_Problem to solve_
What is the number of lines containing the string "name"? Answer with the number only.

-----

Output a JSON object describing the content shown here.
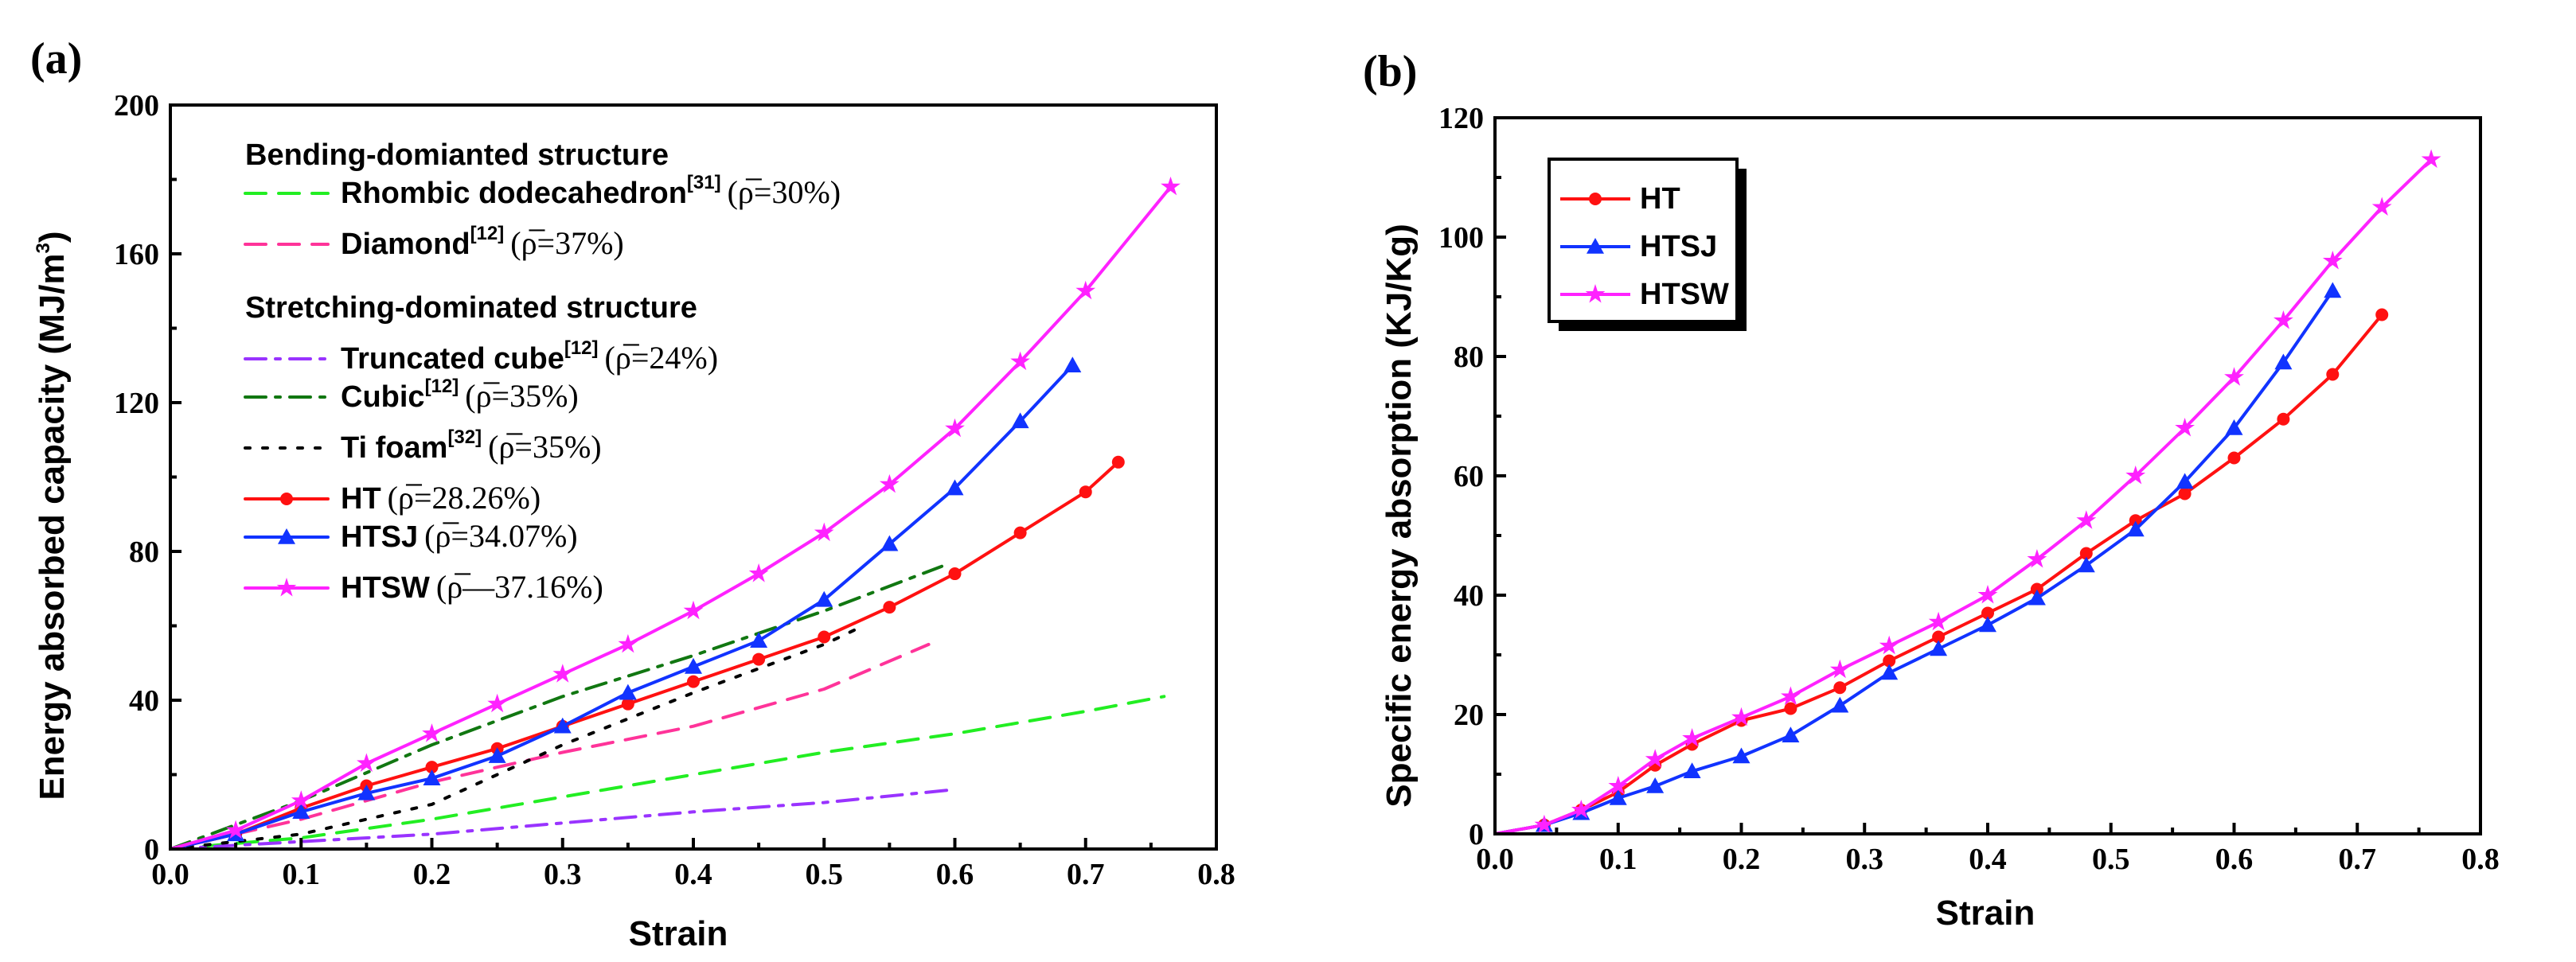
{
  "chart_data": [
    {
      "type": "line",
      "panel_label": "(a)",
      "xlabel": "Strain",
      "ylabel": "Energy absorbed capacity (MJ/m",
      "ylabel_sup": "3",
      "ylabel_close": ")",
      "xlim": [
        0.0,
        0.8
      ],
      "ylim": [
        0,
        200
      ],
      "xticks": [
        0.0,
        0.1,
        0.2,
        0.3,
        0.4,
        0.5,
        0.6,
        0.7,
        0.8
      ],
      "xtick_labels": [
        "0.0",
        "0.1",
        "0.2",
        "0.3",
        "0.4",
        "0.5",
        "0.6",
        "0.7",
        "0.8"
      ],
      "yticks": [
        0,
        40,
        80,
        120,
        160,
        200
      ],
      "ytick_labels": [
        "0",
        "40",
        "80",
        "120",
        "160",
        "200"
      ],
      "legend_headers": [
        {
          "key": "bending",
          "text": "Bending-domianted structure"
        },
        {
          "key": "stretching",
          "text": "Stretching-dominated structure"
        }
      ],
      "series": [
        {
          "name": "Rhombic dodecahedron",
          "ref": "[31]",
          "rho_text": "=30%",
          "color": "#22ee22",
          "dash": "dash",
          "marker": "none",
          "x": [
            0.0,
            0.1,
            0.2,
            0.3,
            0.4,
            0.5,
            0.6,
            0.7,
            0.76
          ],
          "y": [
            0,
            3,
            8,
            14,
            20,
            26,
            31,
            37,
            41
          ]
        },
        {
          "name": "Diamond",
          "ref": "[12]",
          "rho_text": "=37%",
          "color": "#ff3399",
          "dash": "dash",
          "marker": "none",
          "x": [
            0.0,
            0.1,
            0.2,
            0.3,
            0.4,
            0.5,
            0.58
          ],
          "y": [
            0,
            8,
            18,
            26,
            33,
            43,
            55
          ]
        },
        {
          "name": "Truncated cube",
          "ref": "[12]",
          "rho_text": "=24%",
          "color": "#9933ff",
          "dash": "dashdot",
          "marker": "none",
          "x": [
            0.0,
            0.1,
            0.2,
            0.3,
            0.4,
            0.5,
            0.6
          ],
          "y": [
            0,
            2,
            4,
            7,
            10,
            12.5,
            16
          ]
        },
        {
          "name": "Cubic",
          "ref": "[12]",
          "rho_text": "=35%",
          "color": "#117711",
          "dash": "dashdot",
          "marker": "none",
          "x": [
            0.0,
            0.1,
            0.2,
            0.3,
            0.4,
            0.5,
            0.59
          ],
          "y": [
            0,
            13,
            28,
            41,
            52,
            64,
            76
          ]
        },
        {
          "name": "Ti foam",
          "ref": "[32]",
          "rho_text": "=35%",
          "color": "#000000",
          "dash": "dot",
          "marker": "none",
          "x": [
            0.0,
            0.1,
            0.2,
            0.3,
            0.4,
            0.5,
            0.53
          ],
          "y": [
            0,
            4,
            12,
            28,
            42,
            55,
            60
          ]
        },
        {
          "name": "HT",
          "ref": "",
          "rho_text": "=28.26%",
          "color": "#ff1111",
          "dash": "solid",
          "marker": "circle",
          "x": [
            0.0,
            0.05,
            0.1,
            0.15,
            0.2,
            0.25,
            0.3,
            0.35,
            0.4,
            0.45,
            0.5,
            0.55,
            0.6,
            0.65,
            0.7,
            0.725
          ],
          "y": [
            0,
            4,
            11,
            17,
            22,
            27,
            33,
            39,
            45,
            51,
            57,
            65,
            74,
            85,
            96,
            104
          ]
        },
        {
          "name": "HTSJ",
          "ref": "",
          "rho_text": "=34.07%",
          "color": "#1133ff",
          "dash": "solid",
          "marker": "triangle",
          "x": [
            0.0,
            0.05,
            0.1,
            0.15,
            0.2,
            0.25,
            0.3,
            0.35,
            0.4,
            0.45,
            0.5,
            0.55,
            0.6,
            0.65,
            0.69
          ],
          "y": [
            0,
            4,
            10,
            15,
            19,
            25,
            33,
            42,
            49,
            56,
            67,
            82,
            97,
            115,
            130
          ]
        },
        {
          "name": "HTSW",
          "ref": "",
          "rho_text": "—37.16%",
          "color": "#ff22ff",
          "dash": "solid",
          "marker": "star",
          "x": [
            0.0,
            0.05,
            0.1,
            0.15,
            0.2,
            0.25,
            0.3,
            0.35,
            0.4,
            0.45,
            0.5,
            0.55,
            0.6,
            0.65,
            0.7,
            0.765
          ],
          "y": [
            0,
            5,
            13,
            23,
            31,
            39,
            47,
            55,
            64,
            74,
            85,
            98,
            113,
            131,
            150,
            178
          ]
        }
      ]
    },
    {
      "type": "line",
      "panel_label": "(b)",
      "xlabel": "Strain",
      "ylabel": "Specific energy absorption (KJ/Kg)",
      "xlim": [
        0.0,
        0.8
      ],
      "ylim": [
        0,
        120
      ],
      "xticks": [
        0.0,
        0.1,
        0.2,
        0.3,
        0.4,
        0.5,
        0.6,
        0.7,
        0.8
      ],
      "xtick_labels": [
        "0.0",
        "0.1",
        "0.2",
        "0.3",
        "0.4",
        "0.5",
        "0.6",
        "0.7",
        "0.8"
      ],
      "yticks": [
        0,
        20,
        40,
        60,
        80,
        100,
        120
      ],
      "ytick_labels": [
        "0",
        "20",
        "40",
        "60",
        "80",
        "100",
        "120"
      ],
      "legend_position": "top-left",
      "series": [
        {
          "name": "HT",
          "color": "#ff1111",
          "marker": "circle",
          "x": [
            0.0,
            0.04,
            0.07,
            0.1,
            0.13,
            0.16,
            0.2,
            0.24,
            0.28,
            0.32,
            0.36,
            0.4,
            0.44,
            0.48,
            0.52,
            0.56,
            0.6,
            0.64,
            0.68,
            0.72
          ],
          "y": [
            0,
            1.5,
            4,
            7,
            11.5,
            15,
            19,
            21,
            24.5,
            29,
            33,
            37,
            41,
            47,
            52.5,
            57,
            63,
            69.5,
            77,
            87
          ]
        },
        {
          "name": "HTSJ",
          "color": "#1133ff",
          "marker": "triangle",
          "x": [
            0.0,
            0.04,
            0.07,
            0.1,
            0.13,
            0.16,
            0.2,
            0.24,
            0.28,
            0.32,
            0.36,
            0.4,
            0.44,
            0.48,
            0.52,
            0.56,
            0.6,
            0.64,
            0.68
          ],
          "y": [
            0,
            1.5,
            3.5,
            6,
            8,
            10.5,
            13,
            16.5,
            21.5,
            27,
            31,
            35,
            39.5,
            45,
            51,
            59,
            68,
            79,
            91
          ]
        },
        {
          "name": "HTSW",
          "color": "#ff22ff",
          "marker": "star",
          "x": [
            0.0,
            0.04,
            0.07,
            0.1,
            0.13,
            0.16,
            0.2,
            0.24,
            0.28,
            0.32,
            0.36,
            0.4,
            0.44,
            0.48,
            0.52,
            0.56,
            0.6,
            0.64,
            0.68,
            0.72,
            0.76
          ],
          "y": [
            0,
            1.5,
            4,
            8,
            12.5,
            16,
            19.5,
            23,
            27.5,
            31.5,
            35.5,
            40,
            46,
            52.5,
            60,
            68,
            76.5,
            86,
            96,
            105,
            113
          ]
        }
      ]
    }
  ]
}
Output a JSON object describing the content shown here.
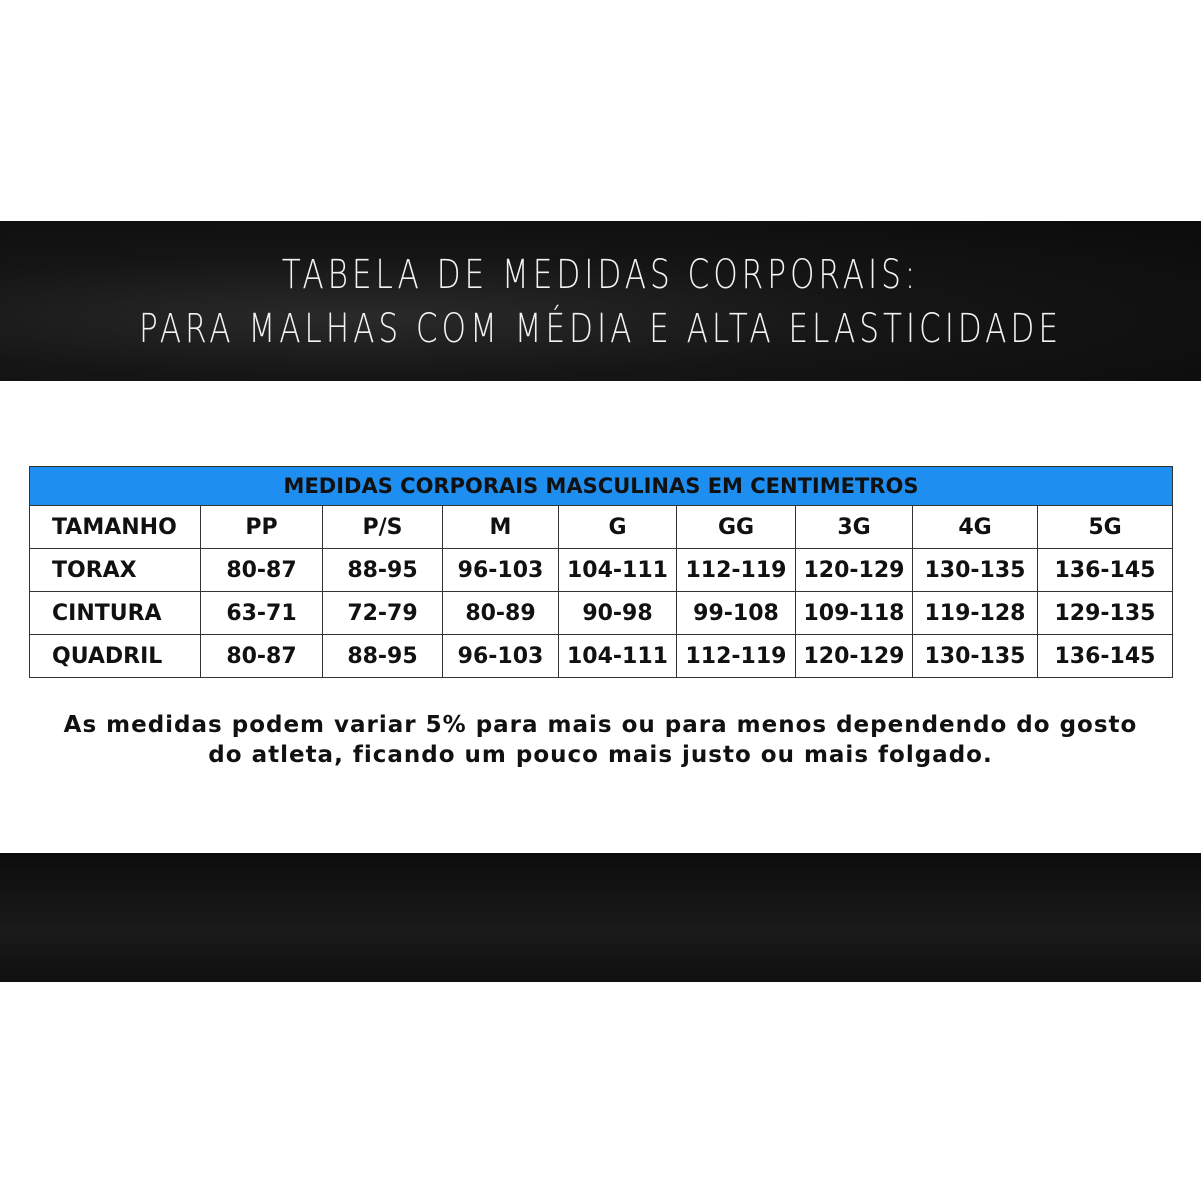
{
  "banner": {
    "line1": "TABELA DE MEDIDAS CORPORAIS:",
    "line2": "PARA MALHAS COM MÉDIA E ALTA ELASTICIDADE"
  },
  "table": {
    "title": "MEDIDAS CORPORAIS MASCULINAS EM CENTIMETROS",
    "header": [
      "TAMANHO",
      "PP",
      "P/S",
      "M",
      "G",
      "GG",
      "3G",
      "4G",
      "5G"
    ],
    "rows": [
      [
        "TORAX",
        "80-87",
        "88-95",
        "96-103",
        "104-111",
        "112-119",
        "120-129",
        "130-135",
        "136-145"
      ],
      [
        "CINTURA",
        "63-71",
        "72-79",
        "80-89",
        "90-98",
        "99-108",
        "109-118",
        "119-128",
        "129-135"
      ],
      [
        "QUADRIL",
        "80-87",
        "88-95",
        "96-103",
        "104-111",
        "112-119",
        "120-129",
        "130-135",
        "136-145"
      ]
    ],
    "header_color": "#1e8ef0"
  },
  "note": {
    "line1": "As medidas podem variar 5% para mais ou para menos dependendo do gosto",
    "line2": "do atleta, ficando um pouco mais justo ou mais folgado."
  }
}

-----

_Finished task_
11